TRAVAIL DEMANDÉ ::
Imprimez, dans l'entretien sur l'Europe de la santé, le passage qui s'ouvre sur les mots contenant « Quitte à laisser » et se referme sur « besoins communs ? », sans y changer un seul caractère.

EXTRAIT CITÉ ::
▶

Sur quels dossiers prioritaires doit avancer cette Europe de la santé ?

E.L. : La question du marché sanitaire est essentielle : centraliser les achats de médicaments et de matériel permet de réduire les coûts et d’être plus efficace. Il faut également investir massivement dans la recherche de manière concertée.

Enfin, cette crise a révélé les failles des systèmes de santé nationaux. Il faut réfléchir aux moyens pour garantir un financement de la santé publique à la hauteur des défis posés. La rigueur budgétaire imposée par les règles de Maastricht ne doit plus être un carcan.

Quitte à laisser exploser les déficits et les dettes ?

E.L. : Les États membres vont voir leur dette publique augmenter de 10 à 20 % du PIB. Ce sera un casse-tête pour certains. Voilà pourquoi il est primordial que l’Union fasse preuve de souplesse dans l’application des règles du pacte de stabilité. En particulier s’agissant des investissements dans la santé qui doivent être mis à part de la discipline budgétaire et sanctuarisés, en quelque sorte.

L’Union doit-elle se doter d’un budget plus ambitieux, avec des ressources communes pour financer les besoins communs ?

E.L. : Pour l’instant, l’accord sur un budget 2021-2027 reste bloqué par quelques pays du Nord qui souhaitent faire baisser les dépenses publiques et les contributions nationales. Mais cette position n’est pas tenable dans la durée.

◀

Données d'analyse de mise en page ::
▶

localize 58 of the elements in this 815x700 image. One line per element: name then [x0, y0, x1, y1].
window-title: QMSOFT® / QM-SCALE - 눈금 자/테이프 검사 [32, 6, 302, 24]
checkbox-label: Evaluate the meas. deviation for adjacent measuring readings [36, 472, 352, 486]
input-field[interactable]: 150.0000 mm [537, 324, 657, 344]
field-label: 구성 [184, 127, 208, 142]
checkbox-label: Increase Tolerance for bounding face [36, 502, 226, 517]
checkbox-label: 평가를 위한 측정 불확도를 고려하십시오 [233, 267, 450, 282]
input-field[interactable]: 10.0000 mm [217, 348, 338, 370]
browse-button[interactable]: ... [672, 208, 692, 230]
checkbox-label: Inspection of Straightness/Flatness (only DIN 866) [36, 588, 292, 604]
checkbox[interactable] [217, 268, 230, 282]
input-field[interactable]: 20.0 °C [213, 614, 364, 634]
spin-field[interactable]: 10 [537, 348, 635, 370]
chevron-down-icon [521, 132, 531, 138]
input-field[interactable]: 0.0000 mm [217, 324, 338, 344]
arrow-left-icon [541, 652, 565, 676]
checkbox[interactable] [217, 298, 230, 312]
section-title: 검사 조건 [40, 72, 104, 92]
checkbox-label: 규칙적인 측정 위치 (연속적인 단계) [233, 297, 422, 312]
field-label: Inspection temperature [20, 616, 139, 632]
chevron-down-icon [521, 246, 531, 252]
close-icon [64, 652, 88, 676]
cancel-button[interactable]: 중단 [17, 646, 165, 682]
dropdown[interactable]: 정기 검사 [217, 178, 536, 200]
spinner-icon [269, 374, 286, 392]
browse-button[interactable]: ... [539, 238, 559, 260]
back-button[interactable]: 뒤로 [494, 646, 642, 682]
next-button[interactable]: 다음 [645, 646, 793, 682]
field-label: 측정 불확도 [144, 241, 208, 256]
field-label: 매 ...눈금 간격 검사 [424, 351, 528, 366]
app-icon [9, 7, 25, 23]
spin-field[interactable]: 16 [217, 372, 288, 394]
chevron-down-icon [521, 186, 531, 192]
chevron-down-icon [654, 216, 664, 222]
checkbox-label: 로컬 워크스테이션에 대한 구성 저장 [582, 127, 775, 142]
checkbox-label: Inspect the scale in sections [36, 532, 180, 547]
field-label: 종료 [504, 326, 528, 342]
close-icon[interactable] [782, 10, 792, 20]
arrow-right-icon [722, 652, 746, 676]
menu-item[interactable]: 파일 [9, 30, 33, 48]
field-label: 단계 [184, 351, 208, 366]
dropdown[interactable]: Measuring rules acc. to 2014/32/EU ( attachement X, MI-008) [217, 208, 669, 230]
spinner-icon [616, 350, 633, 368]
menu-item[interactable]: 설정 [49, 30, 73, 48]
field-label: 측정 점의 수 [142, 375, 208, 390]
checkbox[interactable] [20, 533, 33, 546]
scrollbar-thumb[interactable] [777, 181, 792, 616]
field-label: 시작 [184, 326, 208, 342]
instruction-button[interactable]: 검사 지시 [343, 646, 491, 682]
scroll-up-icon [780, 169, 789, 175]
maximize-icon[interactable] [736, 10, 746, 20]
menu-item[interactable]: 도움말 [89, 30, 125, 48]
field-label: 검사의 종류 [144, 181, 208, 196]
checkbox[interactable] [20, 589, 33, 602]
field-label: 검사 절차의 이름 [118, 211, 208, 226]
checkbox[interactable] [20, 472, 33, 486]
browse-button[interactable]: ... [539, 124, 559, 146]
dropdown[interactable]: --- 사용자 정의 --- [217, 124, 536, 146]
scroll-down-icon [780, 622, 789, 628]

◀

SORTIE ATTENDUE ::
Quitte à laisser exploser les déficits et les dettes ?

E.L. : Les États membres vont voir leur dette publique augmenter de 10 à 20 % du PIB. Ce sera un casse-tête pour certains. Voilà pourquoi il est primordial que l’Union fasse preuve de souplesse dans l’application des règles du pacte de stabilité. En particulier s’agissant des investissements dans la santé qui doivent être mis à part de la discipline budgétaire et sanctuarisés, en quelque sorte.

L’Union doit-elle se doter d’un budget plus ambitieux, avec des ressources communes pour financer les besoins communs ?